— Start —
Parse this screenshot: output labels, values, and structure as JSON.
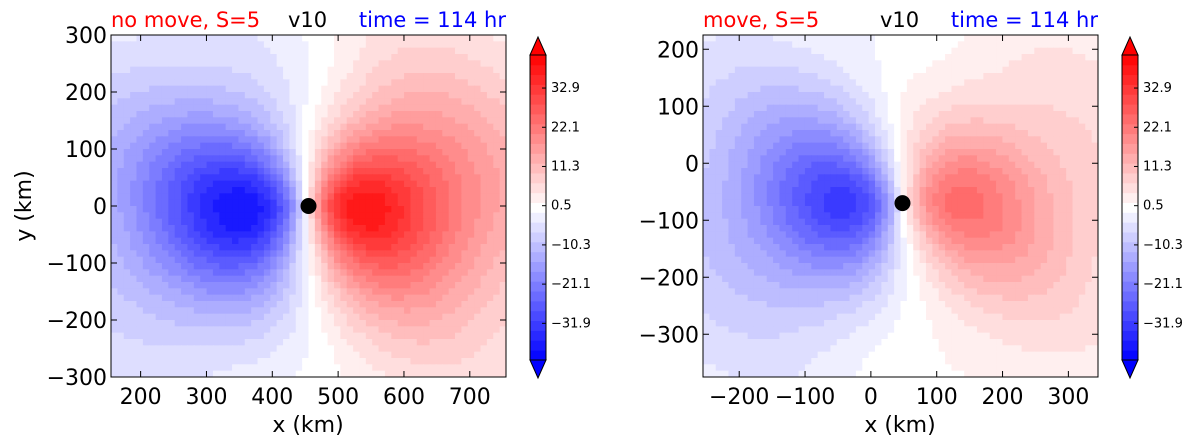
{
  "colors": {
    "title_left": "#ff0000",
    "title_mid": "#000000",
    "title_right": "#0000ff",
    "neg_extreme": "#0000ff",
    "pos_extreme": "#ff0000",
    "center_marker": "#000000"
  },
  "chart_data": [
    {
      "type": "heatmap",
      "title_left": "no move, S=5",
      "title_mid": "v10",
      "title_right": "time = 114 hr",
      "xlabel": "x (km)",
      "ylabel": "y (km)",
      "xlim": [
        155,
        755
      ],
      "ylim": [
        -300,
        300
      ],
      "xticks": [
        200,
        300,
        400,
        500,
        600,
        700
      ],
      "yticks": [
        -300,
        -200,
        -100,
        0,
        100,
        200,
        300
      ],
      "xtick_labels": [
        "200",
        "300",
        "400",
        "500",
        "600",
        "700"
      ],
      "ytick_labels": [
        "−300",
        "−200",
        "−100",
        "0",
        "100",
        "200",
        "300"
      ],
      "center": [
        455,
        0
      ],
      "vortex_max": 38,
      "vortex_min": -38,
      "colorbar": {
        "range": [
          -42,
          42
        ],
        "ticks": [
          32.9,
          22.1,
          11.3,
          0.5,
          -10.3,
          -21.1,
          -31.9
        ],
        "tick_labels": [
          "32.9",
          "22.1",
          "11.3",
          "0.5",
          "−10.3",
          "−21.1",
          "−31.9"
        ],
        "extend": "both",
        "cmap": "bwr"
      }
    },
    {
      "type": "heatmap",
      "title_left": "move, S=5",
      "title_mid": "v10",
      "title_right": "time = 114 hr",
      "xlabel": "x (km)",
      "ylabel": "",
      "xlim": [
        -255,
        345
      ],
      "ylim": [
        -375,
        225
      ],
      "xticks": [
        -200,
        -100,
        0,
        100,
        200,
        300
      ],
      "yticks": [
        -300,
        -200,
        -100,
        0,
        100,
        200
      ],
      "xtick_labels": [
        "−200",
        "−100",
        "0",
        "100",
        "200",
        "300"
      ],
      "ytick_labels": [
        "−300",
        "−200",
        "−100",
        "0",
        "100",
        "200"
      ],
      "center": [
        48,
        -70
      ],
      "vortex_max": 22,
      "vortex_min": -30,
      "colorbar": {
        "range": [
          -42,
          42
        ],
        "ticks": [
          32.9,
          22.1,
          11.3,
          0.5,
          -10.3,
          -21.1,
          -31.9
        ],
        "tick_labels": [
          "32.9",
          "22.1",
          "11.3",
          "0.5",
          "−10.3",
          "−21.1",
          "−31.9"
        ],
        "extend": "both",
        "cmap": "bwr"
      }
    }
  ]
}
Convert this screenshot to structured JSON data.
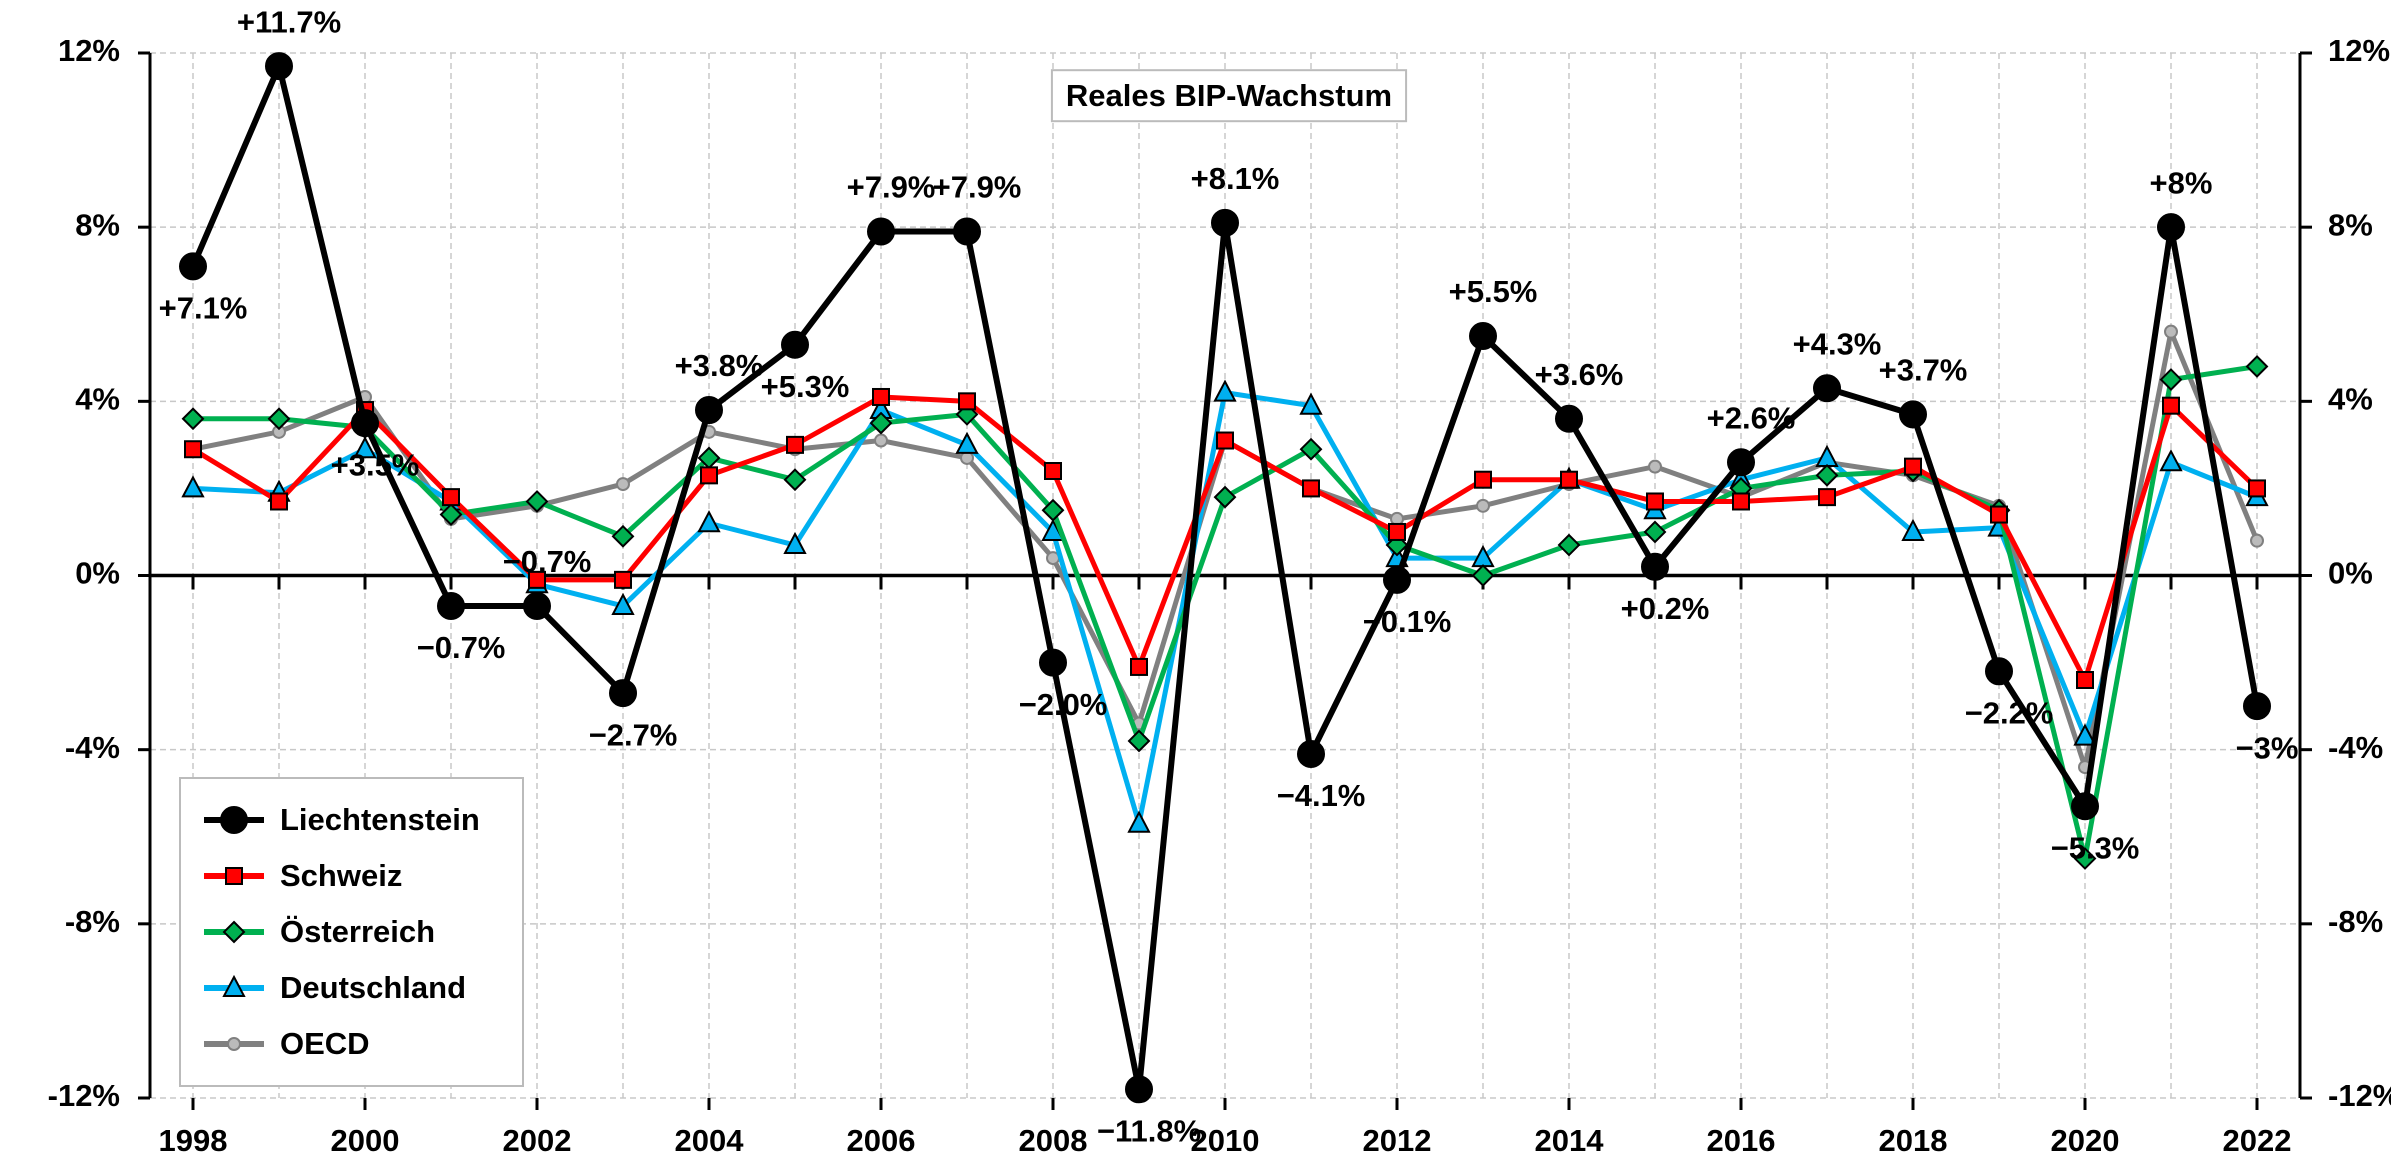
{
  "chart_data": {
    "type": "line",
    "title": "Reales BIP-Wachstum",
    "x": [
      1998,
      1999,
      2000,
      2001,
      2002,
      2003,
      2004,
      2005,
      2006,
      2007,
      2008,
      2009,
      2010,
      2011,
      2012,
      2013,
      2014,
      2015,
      2016,
      2017,
      2018,
      2019,
      2020,
      2021,
      2022
    ],
    "xlim": [
      1997.5,
      2022.5
    ],
    "xticks": [
      1998,
      2000,
      2002,
      2004,
      2006,
      2008,
      2010,
      2012,
      2014,
      2016,
      2018,
      2020,
      2022
    ],
    "ylim": [
      -12,
      12
    ],
    "yticks": [
      {
        "value": -12,
        "label": "-12%"
      },
      {
        "value": -8,
        "label": "-8%"
      },
      {
        "value": -4,
        "label": "-4%"
      },
      {
        "value": 0,
        "label": "0%"
      },
      {
        "value": 4,
        "label": "4%"
      },
      {
        "value": 8,
        "label": "8%"
      },
      {
        "value": 12,
        "label": "12%"
      }
    ],
    "grid": true,
    "legend": "lower left",
    "series": [
      {
        "name": "Liechtenstein",
        "color": "#000000",
        "marker": "circle",
        "values": [
          7.1,
          11.7,
          3.5,
          -0.7,
          -0.7,
          -2.7,
          3.8,
          5.3,
          7.9,
          7.9,
          -2.0,
          -11.8,
          8.1,
          -4.1,
          -0.1,
          5.5,
          3.6,
          0.2,
          2.6,
          4.3,
          3.7,
          -2.2,
          -5.3,
          8,
          -3
        ],
        "value_labels": [
          "+7.1%",
          "+11.7%",
          "+3.5%",
          "−0.7%",
          "−0.7%",
          "−2.7%",
          "+3.8%",
          "+5.3%",
          "+7.9%",
          "+7.9%",
          "−2.0%",
          "−11.8%",
          "+8.1%",
          "−4.1%",
          "−0.1%",
          "+5.5%",
          "+3.6%",
          "+0.2%",
          "+2.6%",
          "+4.3%",
          "+3.7%",
          "−2.2%",
          "−5.3%",
          "+8%",
          "−3%"
        ]
      },
      {
        "name": "Schweiz",
        "color": "#ff0000",
        "marker": "square",
        "values": [
          2.9,
          1.7,
          3.8,
          1.8,
          -0.1,
          -0.1,
          2.3,
          3.0,
          4.1,
          4.0,
          2.4,
          -2.1,
          3.1,
          2.0,
          1.0,
          2.2,
          2.2,
          1.7,
          1.7,
          1.8,
          2.5,
          1.4,
          -2.4,
          3.9,
          2.0
        ]
      },
      {
        "name": "Österreich",
        "color": "#00b050",
        "marker": "diamond",
        "values": [
          3.6,
          3.6,
          3.4,
          1.4,
          1.7,
          0.9,
          2.7,
          2.2,
          3.5,
          3.7,
          1.5,
          -3.8,
          1.8,
          2.9,
          0.7,
          0.0,
          0.7,
          1.0,
          2.0,
          2.3,
          2.4,
          1.5,
          -6.5,
          4.5,
          4.8
        ]
      },
      {
        "name": "Deutschland",
        "color": "#00b0f0",
        "marker": "triangle",
        "values": [
          2.0,
          1.9,
          2.9,
          1.7,
          -0.2,
          -0.7,
          1.2,
          0.7,
          3.8,
          3.0,
          1.0,
          -5.7,
          4.2,
          3.9,
          0.4,
          0.4,
          2.2,
          1.5,
          2.2,
          2.7,
          1.0,
          1.1,
          -3.7,
          2.6,
          1.8
        ]
      },
      {
        "name": "OECD",
        "color": "#808080",
        "marker": "dot",
        "values": [
          2.9,
          3.3,
          4.1,
          1.3,
          1.6,
          2.1,
          3.3,
          2.9,
          3.1,
          2.7,
          0.4,
          -3.4,
          3.1,
          2.0,
          1.3,
          1.6,
          2.1,
          2.5,
          1.8,
          2.6,
          2.3,
          1.6,
          -4.4,
          5.6,
          0.8
        ]
      }
    ]
  }
}
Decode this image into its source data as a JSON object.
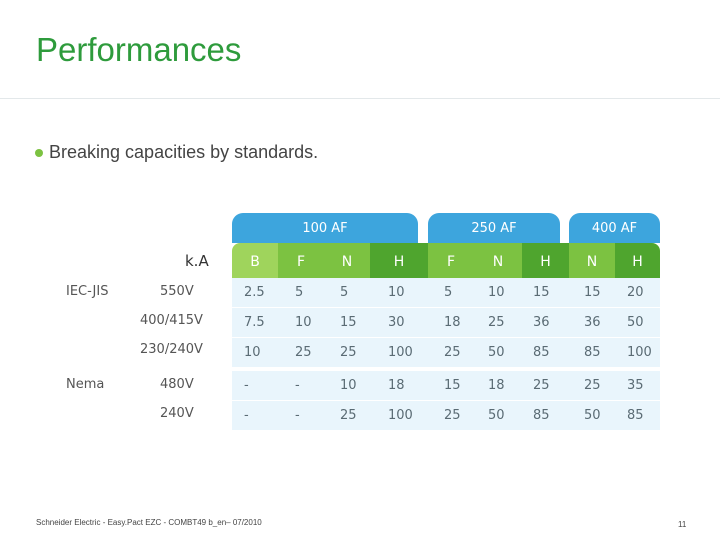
{
  "title": "Performances",
  "bullet": "Breaking capacities by standards.",
  "frames": [
    "100 AF",
    "250 AF",
    "400 AF"
  ],
  "unit_label": "k.A",
  "columns": [
    "B",
    "F",
    "N",
    "H",
    "F",
    "N",
    "H",
    "N",
    "H"
  ],
  "standards": [
    "IEC-JIS",
    "Nema"
  ],
  "rows": [
    {
      "voltage": "550V",
      "values": [
        "2.5",
        "5",
        "5",
        "10",
        "5",
        "10",
        "15",
        "15",
        "20"
      ]
    },
    {
      "voltage": "400/415V",
      "values": [
        "7.5",
        "10",
        "15",
        "30",
        "18",
        "25",
        "36",
        "36",
        "50"
      ]
    },
    {
      "voltage": "230/240V",
      "values": [
        "10",
        "25",
        "25",
        "100",
        "25",
        "50",
        "85",
        "85",
        "100"
      ]
    },
    {
      "voltage": "480V",
      "values": [
        "-",
        "-",
        "10",
        "18",
        "15",
        "18",
        "25",
        "25",
        "35"
      ]
    },
    {
      "voltage": "240V",
      "values": [
        "-",
        "-",
        "25",
        "100",
        "25",
        "50",
        "85",
        "50",
        "85"
      ]
    }
  ],
  "footer": "Schneider Electric - Easy.Pact EZC - COMBT49 b_en– 07/2010",
  "page_number": "11",
  "colors": {
    "title": "#2e9b3c",
    "caption": "#3da5dd",
    "band": "#e9f5fc"
  }
}
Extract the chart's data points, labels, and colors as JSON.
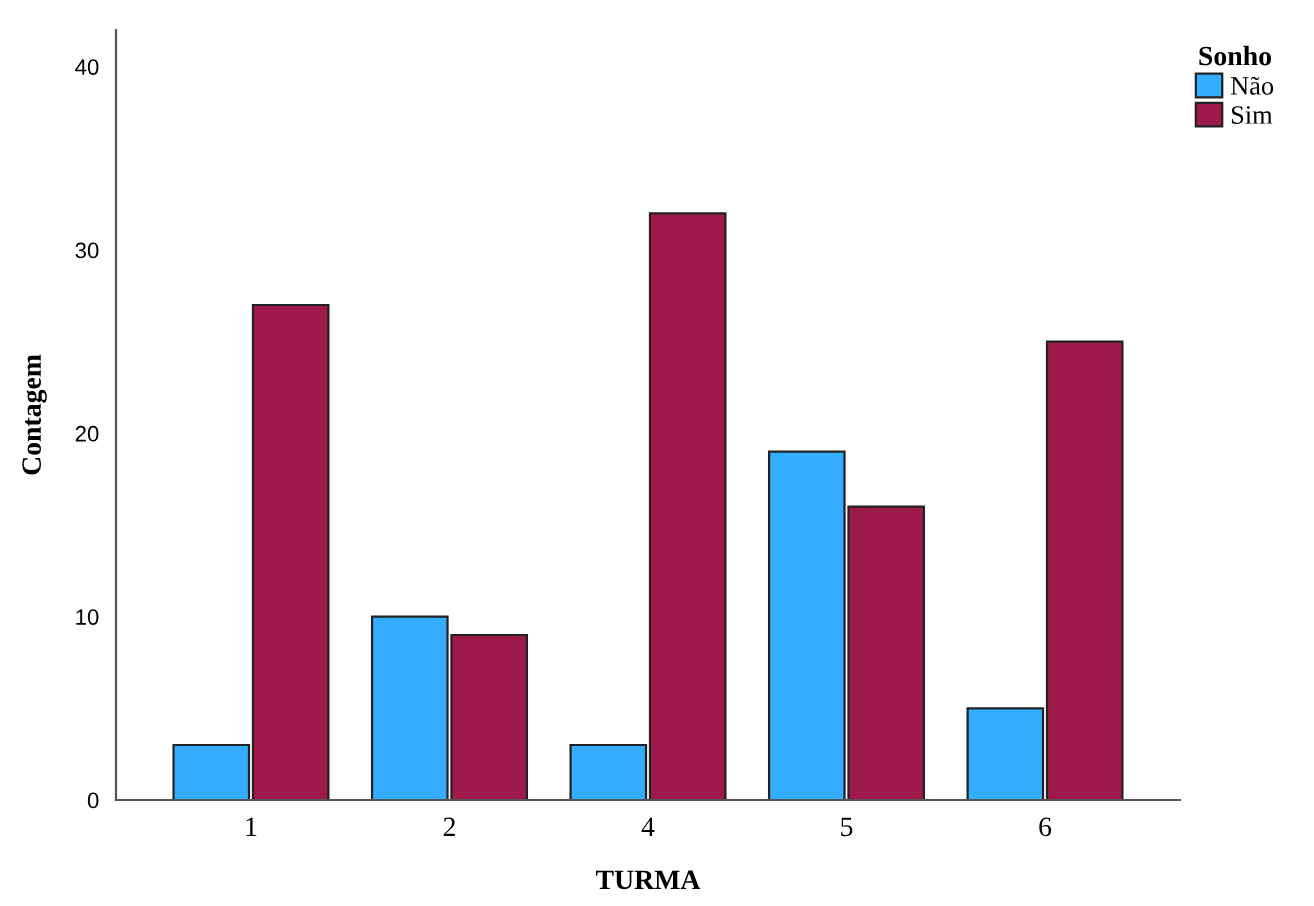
{
  "chart_data": {
    "type": "bar",
    "xlabel": "TURMA",
    "ylabel": "Contagem",
    "legend_title": "Sonho",
    "categories": [
      "1",
      "2",
      "4",
      "5",
      "6"
    ],
    "series": [
      {
        "name": "Não",
        "color": "#33adff",
        "values": [
          3,
          10,
          3,
          19,
          5
        ]
      },
      {
        "name": "Sim",
        "color": "#9e1a4a",
        "values": [
          27,
          9,
          32,
          16,
          25
        ]
      }
    ],
    "ylim": [
      0,
      42
    ],
    "yticks": [
      0,
      10,
      20,
      30,
      40
    ],
    "grid": false,
    "legend": "top right"
  }
}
— End —
Scan the lines for the string "this". Copy out each line that matches.

Response to the exercise =
Parse this screenshot: output labels, values, and structure as JSON.
Convert this screenshot to structured JSON data.
Decode this image into its source data as a JSON object.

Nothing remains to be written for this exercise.